[Directions for this task] Check every line of the entries that follow, and copy the ones containing "TradingView".

** START Given entries **

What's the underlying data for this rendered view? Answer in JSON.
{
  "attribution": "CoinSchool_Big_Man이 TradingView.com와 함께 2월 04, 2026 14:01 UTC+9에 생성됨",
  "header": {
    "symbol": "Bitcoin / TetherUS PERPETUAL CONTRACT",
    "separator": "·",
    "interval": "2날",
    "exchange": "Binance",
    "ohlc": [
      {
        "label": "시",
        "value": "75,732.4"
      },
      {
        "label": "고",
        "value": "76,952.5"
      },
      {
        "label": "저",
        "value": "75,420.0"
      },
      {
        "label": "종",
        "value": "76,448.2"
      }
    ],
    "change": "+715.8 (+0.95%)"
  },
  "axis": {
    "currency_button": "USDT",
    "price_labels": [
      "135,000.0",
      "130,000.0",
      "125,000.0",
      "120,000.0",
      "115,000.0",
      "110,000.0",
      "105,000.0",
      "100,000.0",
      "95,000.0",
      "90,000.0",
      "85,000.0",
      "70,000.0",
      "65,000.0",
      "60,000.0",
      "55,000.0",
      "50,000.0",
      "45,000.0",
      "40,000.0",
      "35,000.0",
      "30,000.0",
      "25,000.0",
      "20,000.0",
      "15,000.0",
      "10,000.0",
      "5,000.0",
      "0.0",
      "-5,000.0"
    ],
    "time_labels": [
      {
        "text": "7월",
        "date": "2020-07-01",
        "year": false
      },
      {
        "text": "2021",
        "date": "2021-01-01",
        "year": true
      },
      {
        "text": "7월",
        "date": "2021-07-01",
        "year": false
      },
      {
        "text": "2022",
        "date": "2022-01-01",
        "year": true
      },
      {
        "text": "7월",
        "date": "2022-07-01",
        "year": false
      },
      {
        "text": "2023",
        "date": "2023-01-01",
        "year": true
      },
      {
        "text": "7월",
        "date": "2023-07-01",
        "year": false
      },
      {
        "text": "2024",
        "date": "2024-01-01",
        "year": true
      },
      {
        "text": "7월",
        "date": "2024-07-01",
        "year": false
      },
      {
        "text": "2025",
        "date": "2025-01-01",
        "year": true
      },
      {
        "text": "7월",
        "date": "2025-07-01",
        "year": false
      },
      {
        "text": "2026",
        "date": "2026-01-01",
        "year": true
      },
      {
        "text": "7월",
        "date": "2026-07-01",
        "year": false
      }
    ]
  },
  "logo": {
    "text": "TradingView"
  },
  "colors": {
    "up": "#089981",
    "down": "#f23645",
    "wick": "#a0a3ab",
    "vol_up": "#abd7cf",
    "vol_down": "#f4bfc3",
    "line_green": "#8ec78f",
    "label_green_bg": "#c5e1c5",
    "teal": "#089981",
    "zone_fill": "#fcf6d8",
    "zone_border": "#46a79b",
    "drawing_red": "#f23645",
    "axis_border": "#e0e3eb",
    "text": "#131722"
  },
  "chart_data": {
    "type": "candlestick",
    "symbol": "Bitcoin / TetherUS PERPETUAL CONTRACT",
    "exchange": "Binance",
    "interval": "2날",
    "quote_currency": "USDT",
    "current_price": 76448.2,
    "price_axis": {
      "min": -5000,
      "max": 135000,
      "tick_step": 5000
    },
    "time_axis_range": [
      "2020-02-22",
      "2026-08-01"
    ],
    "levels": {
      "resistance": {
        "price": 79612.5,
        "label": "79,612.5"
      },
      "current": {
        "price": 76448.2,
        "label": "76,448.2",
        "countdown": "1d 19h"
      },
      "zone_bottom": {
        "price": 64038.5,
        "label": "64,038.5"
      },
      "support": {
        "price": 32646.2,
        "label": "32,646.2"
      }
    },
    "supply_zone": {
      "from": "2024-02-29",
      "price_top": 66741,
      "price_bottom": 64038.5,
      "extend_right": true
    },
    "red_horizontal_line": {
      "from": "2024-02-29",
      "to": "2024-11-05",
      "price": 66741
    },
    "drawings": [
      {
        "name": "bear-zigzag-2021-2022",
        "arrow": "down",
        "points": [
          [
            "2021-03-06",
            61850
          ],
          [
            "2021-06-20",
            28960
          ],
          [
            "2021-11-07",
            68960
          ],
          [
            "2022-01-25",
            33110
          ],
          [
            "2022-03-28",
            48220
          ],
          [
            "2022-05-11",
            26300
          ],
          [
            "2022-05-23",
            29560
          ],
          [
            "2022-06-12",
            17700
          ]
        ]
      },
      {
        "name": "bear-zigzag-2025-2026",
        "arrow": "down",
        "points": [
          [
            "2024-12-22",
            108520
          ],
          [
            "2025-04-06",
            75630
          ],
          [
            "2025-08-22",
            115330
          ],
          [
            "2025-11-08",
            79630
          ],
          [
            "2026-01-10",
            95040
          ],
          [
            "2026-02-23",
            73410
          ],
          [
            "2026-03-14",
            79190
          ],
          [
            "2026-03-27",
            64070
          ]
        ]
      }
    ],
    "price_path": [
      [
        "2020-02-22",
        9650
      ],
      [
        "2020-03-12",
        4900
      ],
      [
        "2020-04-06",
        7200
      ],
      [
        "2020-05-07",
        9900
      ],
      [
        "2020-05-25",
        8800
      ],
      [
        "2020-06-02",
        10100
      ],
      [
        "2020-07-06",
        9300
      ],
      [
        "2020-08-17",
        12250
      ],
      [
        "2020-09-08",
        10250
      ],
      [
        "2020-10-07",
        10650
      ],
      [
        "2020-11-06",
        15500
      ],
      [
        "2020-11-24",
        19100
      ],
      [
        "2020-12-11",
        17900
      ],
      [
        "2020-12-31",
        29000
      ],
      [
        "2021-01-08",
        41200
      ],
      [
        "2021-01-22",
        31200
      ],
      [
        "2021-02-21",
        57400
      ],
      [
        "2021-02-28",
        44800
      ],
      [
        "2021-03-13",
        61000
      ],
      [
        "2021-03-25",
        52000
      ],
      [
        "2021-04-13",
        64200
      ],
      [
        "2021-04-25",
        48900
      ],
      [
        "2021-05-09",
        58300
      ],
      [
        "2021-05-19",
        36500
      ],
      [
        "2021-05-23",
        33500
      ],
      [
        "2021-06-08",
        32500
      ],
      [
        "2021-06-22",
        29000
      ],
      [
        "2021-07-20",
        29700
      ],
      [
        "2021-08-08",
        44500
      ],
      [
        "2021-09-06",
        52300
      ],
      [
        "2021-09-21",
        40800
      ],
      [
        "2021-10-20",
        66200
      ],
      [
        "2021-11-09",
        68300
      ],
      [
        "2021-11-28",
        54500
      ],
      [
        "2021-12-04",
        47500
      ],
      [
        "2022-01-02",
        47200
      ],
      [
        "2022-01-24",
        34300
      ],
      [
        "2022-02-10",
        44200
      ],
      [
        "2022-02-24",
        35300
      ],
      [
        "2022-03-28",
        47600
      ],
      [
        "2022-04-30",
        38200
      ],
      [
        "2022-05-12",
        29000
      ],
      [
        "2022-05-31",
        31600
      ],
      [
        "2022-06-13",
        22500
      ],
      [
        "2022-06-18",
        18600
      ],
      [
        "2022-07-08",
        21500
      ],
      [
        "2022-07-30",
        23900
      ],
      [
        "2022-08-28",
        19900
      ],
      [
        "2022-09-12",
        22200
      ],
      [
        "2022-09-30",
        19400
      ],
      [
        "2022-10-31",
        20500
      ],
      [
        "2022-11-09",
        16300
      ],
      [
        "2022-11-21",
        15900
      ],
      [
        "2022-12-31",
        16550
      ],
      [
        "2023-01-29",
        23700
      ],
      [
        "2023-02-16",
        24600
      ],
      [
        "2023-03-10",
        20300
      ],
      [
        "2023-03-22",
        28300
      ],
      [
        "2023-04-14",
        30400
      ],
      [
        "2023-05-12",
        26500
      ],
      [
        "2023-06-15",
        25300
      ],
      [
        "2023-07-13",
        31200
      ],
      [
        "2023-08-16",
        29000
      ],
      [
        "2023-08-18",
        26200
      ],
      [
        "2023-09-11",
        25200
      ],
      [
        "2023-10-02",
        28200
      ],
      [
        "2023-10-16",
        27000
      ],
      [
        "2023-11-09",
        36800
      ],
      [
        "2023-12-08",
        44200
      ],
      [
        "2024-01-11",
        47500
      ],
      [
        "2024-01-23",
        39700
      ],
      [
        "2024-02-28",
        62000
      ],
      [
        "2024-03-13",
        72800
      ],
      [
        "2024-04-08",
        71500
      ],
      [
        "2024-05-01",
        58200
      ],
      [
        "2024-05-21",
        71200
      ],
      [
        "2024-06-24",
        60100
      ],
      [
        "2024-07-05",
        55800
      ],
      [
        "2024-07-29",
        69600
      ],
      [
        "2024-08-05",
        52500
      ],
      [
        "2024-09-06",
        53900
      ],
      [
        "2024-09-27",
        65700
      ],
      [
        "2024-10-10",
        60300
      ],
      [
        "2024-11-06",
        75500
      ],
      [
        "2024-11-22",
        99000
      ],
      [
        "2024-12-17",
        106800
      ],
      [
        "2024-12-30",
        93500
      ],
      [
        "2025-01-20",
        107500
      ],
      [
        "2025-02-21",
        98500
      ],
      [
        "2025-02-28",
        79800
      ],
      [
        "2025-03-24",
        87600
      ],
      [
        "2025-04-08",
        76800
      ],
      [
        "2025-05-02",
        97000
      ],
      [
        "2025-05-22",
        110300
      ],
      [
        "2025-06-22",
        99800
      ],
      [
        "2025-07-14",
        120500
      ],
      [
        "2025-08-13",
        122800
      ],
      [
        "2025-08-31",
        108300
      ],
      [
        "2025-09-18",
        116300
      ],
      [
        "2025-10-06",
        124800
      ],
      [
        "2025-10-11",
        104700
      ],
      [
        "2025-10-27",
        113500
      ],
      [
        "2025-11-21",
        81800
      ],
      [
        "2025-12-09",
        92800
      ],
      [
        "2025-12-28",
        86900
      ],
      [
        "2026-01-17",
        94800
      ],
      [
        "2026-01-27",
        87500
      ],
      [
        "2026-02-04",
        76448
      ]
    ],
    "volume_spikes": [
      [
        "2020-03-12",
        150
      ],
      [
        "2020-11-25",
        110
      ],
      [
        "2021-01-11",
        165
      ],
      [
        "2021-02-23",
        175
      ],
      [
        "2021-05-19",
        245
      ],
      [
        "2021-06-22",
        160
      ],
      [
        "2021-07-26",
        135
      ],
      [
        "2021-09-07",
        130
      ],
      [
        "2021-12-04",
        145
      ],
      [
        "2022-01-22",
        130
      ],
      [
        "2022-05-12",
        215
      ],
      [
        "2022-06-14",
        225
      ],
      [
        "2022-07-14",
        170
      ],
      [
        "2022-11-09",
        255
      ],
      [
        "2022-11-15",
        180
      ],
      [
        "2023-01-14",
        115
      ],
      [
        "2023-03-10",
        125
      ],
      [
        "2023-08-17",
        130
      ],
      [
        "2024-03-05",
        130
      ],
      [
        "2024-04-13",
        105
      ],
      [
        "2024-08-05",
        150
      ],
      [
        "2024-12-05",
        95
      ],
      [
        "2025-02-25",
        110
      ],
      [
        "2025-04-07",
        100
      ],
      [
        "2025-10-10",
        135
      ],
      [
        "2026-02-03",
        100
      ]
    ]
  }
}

** END Given entries **
** START Given entries **

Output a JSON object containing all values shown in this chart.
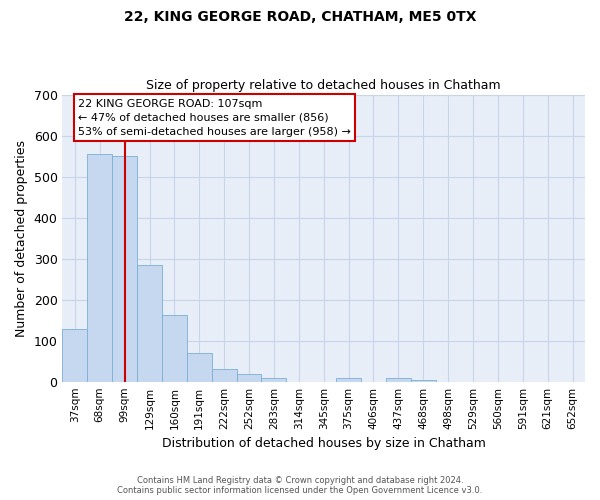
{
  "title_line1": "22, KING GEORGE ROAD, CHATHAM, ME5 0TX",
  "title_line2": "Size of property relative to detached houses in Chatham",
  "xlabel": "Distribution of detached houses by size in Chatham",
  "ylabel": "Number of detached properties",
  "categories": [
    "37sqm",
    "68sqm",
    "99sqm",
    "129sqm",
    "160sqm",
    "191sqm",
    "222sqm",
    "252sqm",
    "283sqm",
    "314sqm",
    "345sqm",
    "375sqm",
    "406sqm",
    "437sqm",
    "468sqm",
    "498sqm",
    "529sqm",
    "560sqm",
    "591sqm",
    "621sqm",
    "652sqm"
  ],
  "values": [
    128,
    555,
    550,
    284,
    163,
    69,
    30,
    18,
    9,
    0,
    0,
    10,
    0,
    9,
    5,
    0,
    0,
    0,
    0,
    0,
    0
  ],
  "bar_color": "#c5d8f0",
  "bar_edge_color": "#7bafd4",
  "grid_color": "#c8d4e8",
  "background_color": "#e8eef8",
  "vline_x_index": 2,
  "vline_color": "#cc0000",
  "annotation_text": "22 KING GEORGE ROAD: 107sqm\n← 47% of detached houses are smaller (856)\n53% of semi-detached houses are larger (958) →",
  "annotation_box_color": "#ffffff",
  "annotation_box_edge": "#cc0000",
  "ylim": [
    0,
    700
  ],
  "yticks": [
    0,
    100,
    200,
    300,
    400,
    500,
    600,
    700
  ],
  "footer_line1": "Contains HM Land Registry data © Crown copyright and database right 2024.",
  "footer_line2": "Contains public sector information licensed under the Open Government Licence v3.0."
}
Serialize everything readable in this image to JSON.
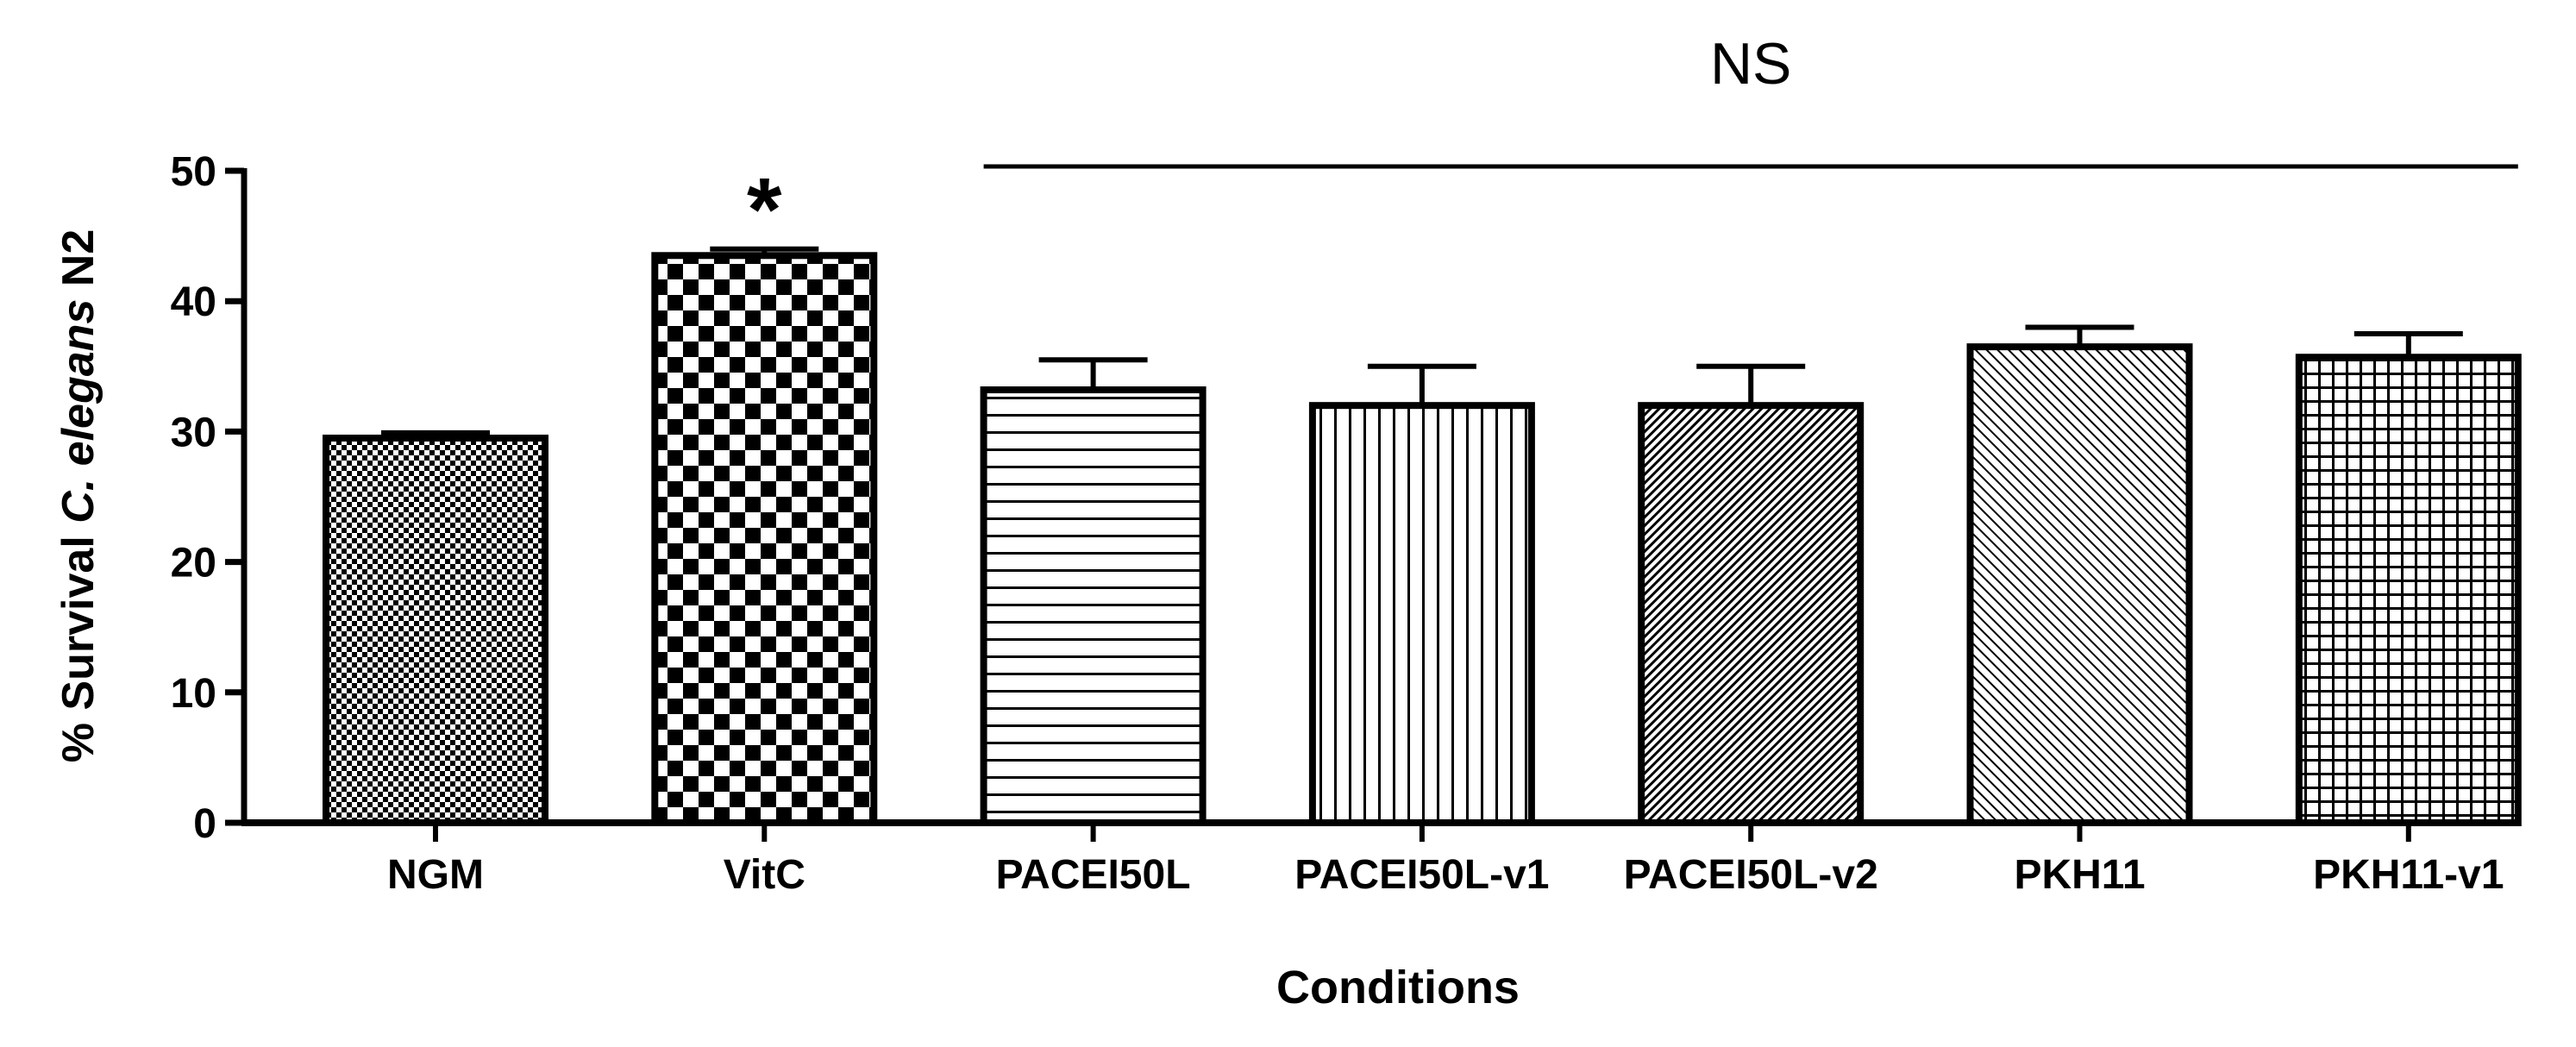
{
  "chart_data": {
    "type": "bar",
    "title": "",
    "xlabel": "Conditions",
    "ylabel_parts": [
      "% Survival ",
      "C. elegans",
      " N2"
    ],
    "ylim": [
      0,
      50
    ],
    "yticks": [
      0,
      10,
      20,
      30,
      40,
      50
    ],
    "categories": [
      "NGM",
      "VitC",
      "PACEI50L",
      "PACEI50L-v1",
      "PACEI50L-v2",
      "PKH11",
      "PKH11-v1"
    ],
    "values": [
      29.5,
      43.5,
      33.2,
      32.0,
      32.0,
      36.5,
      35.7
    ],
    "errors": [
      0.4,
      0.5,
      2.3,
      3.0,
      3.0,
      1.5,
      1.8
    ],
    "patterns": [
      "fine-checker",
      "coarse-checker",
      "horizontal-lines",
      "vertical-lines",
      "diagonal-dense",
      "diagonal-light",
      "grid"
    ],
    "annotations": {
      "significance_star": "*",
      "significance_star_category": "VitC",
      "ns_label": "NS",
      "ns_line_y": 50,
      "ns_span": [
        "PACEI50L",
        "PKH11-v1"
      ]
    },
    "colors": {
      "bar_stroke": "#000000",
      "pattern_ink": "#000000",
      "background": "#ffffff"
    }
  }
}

** END Given entries **

[Response for this exercise]
  "attribution": "CoinSchool_Big_Man이 TradingView.com와 함께 2월 04, 2026 14:01 UTC+9에 생성됨",
    "text": "TradingView"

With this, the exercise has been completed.